-- TASK GOAL --
In the records below, find each line with the word "JSON" and copy it.

-- GIVEN DATA --
►
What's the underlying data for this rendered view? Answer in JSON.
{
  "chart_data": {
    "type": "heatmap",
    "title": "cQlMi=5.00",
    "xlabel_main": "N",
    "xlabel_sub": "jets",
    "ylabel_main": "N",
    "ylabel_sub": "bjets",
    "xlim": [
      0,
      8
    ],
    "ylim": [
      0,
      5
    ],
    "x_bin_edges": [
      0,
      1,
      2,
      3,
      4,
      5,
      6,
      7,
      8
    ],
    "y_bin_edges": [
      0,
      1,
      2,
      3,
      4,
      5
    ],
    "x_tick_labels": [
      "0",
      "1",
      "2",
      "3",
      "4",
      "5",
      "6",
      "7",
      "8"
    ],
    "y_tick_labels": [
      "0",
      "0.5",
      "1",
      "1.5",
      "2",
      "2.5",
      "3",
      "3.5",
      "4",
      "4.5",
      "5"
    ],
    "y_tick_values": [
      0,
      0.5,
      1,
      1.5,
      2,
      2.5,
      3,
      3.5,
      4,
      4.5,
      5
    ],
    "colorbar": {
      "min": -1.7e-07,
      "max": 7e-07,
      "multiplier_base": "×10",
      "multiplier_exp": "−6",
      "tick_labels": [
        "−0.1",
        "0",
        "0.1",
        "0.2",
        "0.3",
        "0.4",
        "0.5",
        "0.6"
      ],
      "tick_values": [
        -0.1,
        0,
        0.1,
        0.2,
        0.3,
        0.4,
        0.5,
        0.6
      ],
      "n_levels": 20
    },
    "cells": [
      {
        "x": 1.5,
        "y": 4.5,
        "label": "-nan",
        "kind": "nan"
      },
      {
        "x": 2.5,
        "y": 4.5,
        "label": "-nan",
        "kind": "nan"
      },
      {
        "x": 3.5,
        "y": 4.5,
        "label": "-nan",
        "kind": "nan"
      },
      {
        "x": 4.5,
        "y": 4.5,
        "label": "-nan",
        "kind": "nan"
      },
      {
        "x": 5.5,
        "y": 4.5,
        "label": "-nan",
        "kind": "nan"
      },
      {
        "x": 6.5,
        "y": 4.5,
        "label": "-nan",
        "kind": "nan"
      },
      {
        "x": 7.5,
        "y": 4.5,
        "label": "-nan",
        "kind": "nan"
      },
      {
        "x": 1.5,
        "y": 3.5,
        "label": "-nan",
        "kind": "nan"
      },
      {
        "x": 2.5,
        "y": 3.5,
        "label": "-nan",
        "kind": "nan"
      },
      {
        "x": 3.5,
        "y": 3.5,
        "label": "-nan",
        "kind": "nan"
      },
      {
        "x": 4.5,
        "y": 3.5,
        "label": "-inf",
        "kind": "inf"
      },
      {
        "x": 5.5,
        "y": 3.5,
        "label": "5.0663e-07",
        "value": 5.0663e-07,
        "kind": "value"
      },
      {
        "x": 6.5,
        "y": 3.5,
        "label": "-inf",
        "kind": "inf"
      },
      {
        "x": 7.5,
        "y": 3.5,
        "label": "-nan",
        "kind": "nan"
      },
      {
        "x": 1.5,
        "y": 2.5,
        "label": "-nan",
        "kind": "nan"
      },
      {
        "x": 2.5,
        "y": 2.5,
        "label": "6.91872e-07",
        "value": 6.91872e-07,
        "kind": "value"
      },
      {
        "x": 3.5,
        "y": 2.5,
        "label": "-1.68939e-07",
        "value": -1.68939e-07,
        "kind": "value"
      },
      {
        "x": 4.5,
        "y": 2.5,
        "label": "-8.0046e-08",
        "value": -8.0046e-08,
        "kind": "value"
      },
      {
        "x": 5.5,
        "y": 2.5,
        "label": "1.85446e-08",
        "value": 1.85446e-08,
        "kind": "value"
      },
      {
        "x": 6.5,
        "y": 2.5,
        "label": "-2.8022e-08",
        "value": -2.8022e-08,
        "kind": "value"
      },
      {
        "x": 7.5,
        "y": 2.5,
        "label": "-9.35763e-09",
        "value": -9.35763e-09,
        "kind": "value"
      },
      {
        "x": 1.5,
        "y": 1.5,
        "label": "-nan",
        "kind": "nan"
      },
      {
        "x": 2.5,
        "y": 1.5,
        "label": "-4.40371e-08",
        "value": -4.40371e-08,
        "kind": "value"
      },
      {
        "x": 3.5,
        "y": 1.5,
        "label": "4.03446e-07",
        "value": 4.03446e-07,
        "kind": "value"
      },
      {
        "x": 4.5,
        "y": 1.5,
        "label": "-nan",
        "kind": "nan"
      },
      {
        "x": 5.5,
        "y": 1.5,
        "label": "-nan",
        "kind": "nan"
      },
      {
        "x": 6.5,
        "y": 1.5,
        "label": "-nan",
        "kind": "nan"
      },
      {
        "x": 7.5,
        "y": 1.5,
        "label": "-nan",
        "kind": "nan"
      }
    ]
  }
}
◄
►
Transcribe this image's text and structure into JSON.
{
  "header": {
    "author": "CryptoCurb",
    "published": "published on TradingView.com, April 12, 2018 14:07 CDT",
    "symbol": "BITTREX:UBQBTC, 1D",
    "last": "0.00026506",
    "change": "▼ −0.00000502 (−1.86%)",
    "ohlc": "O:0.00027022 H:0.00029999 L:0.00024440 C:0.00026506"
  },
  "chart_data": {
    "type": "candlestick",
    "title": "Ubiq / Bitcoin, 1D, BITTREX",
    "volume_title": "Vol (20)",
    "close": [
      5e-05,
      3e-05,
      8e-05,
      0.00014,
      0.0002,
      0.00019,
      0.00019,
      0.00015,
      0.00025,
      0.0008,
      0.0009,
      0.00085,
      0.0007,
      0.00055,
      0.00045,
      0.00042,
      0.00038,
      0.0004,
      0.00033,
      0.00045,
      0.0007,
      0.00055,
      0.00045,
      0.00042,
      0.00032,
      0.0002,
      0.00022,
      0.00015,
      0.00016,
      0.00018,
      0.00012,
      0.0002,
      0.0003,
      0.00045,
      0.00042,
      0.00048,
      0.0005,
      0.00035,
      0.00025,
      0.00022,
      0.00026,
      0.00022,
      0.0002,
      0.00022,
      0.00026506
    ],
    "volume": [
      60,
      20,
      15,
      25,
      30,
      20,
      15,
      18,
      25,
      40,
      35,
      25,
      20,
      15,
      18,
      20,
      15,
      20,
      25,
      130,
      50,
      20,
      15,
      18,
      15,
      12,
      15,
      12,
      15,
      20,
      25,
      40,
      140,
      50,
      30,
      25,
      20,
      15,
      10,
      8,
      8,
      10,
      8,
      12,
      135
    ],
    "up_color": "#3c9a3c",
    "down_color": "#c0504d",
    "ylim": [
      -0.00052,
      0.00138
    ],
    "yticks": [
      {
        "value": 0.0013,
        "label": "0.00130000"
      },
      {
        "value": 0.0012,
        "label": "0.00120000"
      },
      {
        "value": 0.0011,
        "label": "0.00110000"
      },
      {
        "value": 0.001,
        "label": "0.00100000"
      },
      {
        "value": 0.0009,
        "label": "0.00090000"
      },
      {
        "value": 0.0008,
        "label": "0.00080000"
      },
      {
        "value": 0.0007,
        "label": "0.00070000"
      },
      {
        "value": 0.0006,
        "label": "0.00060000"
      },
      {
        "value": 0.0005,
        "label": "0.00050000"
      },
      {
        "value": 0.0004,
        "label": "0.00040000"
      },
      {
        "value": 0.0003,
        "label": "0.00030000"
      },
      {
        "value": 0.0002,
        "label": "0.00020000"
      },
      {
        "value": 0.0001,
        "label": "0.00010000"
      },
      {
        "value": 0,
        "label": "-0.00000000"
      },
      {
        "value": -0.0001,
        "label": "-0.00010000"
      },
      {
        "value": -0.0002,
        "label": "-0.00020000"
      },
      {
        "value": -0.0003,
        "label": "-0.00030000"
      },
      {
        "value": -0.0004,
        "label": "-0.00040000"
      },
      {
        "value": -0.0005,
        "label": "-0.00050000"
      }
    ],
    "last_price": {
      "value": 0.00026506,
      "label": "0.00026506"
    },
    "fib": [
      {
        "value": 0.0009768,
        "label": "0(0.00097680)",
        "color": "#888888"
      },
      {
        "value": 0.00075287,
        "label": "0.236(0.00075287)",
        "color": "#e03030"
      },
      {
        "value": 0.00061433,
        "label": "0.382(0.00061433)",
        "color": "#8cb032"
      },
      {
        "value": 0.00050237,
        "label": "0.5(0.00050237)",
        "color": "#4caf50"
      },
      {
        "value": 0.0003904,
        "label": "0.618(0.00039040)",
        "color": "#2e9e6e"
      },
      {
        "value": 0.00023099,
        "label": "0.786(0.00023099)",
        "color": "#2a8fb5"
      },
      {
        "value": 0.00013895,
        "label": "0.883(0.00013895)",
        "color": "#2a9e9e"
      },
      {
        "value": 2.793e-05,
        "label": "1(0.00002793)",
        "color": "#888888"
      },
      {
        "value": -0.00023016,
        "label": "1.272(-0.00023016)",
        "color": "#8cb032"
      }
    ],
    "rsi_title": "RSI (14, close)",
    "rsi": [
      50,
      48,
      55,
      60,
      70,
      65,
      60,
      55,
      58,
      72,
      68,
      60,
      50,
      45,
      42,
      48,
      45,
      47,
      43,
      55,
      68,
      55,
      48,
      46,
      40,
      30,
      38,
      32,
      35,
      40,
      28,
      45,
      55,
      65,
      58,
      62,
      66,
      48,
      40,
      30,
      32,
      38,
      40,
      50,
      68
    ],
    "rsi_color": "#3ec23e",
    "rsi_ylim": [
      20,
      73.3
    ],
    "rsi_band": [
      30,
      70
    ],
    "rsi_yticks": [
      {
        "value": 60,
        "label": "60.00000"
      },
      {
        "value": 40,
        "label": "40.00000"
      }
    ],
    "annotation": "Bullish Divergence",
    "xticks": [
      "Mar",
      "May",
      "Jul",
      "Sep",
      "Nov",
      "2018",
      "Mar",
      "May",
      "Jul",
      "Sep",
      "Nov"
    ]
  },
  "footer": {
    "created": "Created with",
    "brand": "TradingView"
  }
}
◄
-- THE COMPLETED TASK --
What's the underlying data for this rendered view? Answer in JSON.
Transcribe this image's text and structure into JSON.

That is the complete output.